── Provided records

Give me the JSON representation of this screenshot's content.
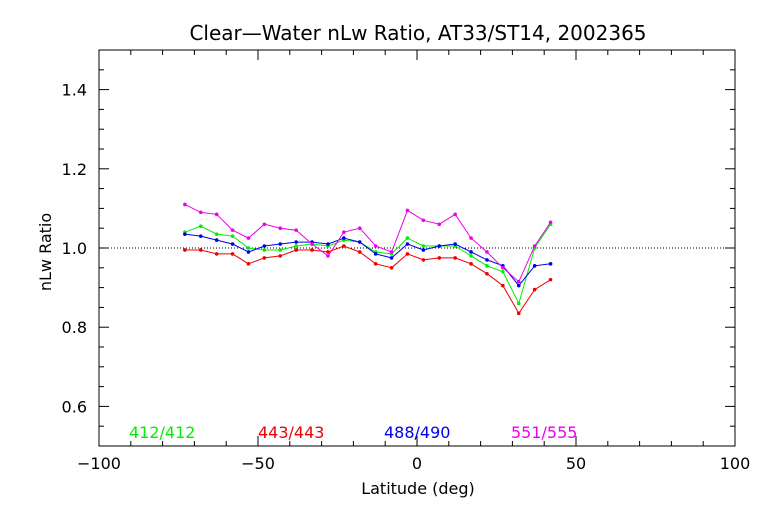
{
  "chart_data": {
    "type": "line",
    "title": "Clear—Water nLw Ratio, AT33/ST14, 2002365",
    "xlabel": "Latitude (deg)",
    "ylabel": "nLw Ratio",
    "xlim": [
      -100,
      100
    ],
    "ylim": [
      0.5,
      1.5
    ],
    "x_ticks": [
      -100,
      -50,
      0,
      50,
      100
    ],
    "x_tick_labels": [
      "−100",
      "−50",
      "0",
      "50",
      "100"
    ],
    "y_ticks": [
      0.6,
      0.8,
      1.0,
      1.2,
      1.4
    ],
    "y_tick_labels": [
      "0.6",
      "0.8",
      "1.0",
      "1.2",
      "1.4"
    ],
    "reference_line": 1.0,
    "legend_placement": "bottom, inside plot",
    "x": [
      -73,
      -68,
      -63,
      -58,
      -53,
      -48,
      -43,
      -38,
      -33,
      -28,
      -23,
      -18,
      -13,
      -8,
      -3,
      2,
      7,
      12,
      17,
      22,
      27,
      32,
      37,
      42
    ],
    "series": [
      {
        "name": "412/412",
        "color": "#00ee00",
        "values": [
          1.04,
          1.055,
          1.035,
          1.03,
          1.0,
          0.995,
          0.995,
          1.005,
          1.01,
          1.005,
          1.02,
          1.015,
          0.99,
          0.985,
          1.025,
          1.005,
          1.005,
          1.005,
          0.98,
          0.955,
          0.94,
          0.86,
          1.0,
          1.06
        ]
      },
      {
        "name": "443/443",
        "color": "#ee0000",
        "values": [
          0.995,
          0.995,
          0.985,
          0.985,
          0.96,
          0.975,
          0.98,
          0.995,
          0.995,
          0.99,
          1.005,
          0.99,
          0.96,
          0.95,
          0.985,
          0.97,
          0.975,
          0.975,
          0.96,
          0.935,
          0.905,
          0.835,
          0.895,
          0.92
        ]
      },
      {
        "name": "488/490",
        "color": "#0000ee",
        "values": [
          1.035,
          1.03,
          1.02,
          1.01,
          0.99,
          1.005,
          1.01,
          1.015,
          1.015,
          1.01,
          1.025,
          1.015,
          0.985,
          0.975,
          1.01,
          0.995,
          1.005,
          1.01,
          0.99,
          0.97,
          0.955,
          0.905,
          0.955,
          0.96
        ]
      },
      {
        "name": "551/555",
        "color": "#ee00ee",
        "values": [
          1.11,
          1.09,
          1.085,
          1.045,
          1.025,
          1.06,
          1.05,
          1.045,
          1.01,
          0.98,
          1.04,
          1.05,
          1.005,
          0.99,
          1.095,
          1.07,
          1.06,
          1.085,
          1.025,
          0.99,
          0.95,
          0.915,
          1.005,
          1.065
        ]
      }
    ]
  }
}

────
── Provided records

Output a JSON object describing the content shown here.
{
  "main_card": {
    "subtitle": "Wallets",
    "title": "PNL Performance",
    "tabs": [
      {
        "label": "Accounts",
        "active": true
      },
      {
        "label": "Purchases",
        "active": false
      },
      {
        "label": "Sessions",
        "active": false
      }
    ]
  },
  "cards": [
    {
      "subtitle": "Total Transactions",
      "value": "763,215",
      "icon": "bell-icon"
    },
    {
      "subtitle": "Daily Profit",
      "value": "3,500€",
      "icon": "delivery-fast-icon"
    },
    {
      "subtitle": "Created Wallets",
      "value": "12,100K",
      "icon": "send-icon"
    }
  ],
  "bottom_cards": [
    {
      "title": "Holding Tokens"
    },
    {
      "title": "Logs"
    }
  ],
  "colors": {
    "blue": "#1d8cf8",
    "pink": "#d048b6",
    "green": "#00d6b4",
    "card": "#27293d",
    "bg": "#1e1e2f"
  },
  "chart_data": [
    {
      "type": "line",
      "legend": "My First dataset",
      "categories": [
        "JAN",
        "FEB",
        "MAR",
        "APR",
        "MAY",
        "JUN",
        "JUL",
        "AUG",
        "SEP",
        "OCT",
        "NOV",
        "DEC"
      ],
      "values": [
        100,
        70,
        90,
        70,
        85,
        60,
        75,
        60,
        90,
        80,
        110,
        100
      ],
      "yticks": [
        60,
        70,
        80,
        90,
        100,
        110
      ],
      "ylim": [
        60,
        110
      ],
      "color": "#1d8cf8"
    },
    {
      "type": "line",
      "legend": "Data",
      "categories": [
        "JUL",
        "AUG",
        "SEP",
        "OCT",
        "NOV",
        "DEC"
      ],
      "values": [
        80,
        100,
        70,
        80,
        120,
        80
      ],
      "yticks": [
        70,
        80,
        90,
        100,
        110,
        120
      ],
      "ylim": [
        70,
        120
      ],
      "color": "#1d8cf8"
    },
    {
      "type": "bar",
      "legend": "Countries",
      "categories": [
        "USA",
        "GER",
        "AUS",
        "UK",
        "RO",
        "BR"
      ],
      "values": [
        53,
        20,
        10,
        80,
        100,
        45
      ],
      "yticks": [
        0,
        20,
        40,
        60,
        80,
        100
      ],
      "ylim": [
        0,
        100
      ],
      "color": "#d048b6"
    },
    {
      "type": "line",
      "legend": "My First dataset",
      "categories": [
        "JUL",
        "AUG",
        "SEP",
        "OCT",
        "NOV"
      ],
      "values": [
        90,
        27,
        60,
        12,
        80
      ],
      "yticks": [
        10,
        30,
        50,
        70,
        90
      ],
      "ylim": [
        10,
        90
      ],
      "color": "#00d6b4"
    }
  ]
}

────

== What the exercise asks ==
Which lines of the data above contain "Ratio"? Copy each one.

== Response to the exercise ==
    "title": "Clear—Water nLw Ratio, AT33/ST14, 2002365",
    "ylabel": "nLw Ratio",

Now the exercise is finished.